# 提示文:
----
国民党の時代は官憲だけが深夜に急襲したでしょう。でも新中国では誰もが自分から他人の家に入っていったのです。理想国家を作るために。
 こうして人権意識が完全に否定され、生活の権利という考え方もなくなりました。歴史の方向から50年程後退しました。
 文革が始まると学者達が毎日数十人身投げ自殺に追い込まれました。
(翻訳 05/05/12 毛沢東の芸術 訳者注:参照)


 人権侵害は現在も続いています。

次は毎日新聞(07/06/06)

ネット君臨(3)
 胡佳さん(33)は中国を代表するエイズ患者の支援活動家。90年代末から河南省で政府の奨励で採血に応じた貧しい農民達が数万人エイズに感染。これを胡さんがネットで世界に発信。04年以降政府の監視が着いていたが、昨年結婚した2月に公安に連行され生死さえ解らない。それを妻の曹さんがネットに掲載。世界から支援のメールが来て1か月半後に釈放。
----
# 抽出データ:

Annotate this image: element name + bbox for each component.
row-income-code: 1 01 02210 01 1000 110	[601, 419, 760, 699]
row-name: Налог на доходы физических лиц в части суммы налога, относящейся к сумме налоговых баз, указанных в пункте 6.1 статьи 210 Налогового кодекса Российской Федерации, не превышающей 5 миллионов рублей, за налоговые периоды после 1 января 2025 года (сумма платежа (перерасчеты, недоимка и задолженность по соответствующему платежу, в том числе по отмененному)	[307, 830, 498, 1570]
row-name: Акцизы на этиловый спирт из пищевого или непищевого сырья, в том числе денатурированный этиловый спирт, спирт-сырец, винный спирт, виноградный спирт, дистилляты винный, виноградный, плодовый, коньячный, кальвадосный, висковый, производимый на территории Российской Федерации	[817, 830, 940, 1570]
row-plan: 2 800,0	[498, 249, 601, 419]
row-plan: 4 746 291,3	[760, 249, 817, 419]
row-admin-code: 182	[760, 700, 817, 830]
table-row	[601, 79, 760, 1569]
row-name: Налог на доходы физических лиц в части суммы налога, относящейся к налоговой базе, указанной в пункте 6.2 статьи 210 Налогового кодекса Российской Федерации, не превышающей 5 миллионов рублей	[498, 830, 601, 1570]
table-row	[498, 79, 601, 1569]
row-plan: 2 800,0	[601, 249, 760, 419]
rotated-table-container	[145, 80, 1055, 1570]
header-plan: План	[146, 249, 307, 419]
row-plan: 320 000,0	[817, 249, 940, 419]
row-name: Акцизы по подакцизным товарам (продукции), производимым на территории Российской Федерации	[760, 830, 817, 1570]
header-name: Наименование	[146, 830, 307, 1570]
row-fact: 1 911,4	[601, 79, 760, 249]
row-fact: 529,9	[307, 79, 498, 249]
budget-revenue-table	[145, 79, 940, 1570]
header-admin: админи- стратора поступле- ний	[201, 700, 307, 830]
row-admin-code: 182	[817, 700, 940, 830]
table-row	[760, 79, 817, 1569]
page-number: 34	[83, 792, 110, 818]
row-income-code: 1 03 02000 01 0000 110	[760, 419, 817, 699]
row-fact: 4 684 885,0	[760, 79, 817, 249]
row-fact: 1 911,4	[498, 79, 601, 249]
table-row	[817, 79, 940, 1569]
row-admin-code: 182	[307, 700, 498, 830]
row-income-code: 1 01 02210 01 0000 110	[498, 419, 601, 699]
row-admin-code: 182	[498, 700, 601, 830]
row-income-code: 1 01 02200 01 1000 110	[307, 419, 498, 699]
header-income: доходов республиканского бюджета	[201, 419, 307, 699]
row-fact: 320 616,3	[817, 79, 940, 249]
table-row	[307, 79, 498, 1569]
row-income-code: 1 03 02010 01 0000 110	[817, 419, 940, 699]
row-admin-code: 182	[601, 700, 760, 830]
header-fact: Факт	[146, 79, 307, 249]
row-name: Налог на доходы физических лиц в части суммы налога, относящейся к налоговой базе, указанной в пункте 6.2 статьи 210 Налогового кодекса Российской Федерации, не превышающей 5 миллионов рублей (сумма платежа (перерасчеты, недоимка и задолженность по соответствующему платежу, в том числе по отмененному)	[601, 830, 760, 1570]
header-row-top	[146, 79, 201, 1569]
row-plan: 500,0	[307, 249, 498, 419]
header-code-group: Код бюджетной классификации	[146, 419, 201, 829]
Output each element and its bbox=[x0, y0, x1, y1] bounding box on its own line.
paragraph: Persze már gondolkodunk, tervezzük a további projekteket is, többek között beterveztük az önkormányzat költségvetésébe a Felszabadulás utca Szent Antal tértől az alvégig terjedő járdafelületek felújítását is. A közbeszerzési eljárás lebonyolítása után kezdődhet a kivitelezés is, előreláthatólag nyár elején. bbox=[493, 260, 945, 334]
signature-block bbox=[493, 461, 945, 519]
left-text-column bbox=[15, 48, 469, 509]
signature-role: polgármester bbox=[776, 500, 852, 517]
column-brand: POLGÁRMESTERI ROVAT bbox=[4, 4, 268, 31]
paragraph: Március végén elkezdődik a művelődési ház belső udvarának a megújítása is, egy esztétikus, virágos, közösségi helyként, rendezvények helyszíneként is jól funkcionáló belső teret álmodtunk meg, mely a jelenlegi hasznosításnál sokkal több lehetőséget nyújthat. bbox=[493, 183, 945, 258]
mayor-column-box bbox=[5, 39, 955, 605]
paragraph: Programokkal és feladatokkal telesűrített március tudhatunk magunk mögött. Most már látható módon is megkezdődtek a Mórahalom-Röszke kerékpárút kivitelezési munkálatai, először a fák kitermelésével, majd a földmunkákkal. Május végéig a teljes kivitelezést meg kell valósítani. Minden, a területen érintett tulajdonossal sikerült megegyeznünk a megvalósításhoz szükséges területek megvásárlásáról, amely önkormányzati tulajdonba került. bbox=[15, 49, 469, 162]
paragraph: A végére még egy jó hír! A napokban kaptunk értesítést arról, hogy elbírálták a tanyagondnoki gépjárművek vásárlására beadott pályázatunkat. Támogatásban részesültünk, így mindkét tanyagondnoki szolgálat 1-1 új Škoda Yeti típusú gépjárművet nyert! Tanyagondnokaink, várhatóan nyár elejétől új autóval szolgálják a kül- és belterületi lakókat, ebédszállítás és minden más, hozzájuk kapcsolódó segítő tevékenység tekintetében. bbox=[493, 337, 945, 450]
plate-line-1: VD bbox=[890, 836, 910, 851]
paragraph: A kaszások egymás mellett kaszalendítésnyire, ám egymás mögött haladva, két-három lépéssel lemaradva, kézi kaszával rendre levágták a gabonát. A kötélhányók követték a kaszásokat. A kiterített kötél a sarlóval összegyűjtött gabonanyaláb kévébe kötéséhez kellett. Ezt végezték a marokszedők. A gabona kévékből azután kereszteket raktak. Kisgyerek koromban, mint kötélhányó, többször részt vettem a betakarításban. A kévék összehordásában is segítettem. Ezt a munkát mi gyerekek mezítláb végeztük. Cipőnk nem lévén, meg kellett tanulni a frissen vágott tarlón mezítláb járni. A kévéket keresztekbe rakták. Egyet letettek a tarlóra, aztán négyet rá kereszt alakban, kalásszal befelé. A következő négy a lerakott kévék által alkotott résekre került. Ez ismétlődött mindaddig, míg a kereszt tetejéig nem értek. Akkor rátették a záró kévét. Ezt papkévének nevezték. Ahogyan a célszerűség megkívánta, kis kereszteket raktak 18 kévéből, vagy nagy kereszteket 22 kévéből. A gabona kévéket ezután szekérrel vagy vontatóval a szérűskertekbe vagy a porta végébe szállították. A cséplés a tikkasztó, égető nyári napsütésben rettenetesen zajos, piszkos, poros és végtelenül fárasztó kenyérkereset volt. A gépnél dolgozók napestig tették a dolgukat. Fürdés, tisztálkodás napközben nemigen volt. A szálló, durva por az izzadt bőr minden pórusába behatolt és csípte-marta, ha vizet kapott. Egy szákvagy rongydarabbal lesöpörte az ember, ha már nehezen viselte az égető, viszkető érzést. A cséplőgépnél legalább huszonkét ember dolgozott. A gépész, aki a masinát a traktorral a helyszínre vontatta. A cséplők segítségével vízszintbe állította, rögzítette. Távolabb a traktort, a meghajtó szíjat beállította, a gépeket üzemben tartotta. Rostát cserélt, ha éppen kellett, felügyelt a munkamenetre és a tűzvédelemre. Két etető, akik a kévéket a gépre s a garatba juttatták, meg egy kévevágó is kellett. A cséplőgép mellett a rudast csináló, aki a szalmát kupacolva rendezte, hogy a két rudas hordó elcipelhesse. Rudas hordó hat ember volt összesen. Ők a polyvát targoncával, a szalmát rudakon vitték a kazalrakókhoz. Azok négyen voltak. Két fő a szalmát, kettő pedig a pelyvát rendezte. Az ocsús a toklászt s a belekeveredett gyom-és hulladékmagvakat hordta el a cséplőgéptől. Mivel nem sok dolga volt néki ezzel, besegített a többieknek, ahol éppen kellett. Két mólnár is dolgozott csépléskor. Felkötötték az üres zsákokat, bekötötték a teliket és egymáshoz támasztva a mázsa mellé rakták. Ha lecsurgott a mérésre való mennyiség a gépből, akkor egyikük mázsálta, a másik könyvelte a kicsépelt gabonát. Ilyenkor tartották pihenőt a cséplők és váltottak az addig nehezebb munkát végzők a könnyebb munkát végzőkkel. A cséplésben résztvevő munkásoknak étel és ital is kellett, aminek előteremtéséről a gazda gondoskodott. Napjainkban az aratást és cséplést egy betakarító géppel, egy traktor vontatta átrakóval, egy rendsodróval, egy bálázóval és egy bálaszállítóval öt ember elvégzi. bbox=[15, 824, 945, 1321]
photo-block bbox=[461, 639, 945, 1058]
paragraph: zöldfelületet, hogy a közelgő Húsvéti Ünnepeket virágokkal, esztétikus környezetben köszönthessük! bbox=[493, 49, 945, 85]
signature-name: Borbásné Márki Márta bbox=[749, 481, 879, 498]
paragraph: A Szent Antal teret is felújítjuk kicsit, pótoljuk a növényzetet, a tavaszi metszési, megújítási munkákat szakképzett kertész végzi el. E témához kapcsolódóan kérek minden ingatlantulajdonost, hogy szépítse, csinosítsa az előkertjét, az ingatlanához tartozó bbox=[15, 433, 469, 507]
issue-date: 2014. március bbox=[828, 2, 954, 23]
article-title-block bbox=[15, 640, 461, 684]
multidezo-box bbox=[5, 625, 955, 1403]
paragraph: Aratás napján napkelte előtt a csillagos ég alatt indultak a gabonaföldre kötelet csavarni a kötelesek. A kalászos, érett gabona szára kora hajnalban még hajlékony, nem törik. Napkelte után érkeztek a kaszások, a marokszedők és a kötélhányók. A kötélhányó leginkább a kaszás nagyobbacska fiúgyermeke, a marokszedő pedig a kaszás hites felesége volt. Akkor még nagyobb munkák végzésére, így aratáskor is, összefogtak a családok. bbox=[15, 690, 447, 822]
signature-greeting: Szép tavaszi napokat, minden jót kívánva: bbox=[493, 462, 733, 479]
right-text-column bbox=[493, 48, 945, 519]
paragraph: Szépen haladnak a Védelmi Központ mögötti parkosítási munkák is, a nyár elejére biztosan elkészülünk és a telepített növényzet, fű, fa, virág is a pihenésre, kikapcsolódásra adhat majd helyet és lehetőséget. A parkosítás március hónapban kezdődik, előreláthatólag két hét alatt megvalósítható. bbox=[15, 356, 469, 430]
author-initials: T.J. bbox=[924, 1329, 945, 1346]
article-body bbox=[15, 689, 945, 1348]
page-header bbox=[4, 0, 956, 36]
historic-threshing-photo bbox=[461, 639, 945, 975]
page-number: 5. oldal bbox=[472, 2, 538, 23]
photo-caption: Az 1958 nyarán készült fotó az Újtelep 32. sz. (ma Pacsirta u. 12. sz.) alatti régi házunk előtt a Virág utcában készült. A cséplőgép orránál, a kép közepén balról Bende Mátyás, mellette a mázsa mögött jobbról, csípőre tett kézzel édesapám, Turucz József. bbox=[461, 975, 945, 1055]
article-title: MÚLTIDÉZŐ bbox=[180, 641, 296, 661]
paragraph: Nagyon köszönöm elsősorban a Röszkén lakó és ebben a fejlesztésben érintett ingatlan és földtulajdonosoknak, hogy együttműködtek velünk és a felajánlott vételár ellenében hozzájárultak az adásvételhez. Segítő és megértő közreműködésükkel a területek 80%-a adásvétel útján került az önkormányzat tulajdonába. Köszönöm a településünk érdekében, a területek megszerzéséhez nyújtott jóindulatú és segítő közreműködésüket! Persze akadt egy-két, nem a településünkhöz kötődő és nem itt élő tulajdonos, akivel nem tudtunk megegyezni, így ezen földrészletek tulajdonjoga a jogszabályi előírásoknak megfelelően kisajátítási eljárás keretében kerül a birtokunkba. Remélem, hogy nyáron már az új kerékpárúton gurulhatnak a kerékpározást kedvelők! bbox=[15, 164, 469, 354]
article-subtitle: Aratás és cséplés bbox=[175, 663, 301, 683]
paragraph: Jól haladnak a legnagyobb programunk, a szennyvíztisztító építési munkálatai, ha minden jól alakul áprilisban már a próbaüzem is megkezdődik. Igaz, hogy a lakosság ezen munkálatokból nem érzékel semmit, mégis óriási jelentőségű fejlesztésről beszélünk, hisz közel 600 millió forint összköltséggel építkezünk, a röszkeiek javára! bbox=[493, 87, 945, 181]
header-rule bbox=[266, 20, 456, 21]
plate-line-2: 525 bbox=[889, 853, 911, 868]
----
# 指示 A:
中国の人権を扱う提示文のうち、「胡佳さん(33)は」で始まる段落を、主な事実を残したまま箇条書きに書き直してください。
# 指示 B:
中国の人権を扱う提示文の「文革が始まると学者達が毎日数十人身投げ自殺に追い込まれました。」から「ールが来て1か月半後に釈放。」までを、「公安」を「警察」と呼び替えて示すこと。
# 指示 C:
中国の人権を扱う提示文の最後の文の後から、続きを書くこと。
記録は提示文とは別の資料である。

# 回答文 A:
- 胡佳さん(33)は中国を代表するエイズ患者の支援活動家。
- 90年代末から河南省で、政府の奨励で採血に応じた貧しい農民達数万人がエイズに感染し、胡さんがこれをネットで世界に発信した。
- 04年以降は政府の監視が着いていたが、昨年結婚した2月に公安に連行され、生死さえ解らなくなった。
- 妻の曹さんがそれをネットに掲載すると、世界から支援のメールが来て、1か月半後に釈放された。

# 回答文 B:
文革が始まると学者達が毎日数十人身投げ自殺に追い込まれました。
(翻訳 05/05/12 毛沢東の芸術 訳者注:参照)


 人権侵害は現在も続いています。

次は毎日新聞(07/06/06)

ネット君臨(3)
 胡佳さん(33)は中国を代表するエイズ患者の支援活動家。90年代末から河南省で政府の奨励で採血に応じた貧しい農民達が数万人エイズに感染。これを胡さんがネットで世界に発信。04年以降政府の監視が着いていたが、昨年結婚した2月に警察に連行され生死さえ解らない。それを妻の曹さんがネットに掲載。世界から支援のメールが来て1か月半後に釈放。

# 回答文 C:
 同じように当局に連行され行方不明の家族が現在多数ネットで支援要請を行っている。
現在中国のネット利用者はアメリカに次いで多く1億3700万人。政府は厳しくネットを管理している。

 07年版アメリカの「タイム」は「世界で最も影響のある100人」の一人に妻の曹さんを選んだ。その関係で世界に飛立うとした5月18日から夫婦とも自宅軟禁状態が続く。
 
 毎日新聞 (07/06/17)

ネット君臨(12)
 02年9月、作家の王小寧さん(57)がインターネット上に匿名で政治的主張を載せたが、国家転覆罪で逮捕され10年の刑に。
 逮捕から500日して妻が面会。夫の髪は真っ白に変り、放心状態になっていた。

 裁判記録で、ヤフーが中国政府に協力した証拠を掴んで現在アメリカの裁判所に妻が告発し弁償を要求。

 民主党議員「ヤフーは悪魔の共犯者じゃないか」と追求し。ヤフーやゴーグルは進出先の政府の要求に応えざるを得ないと応対。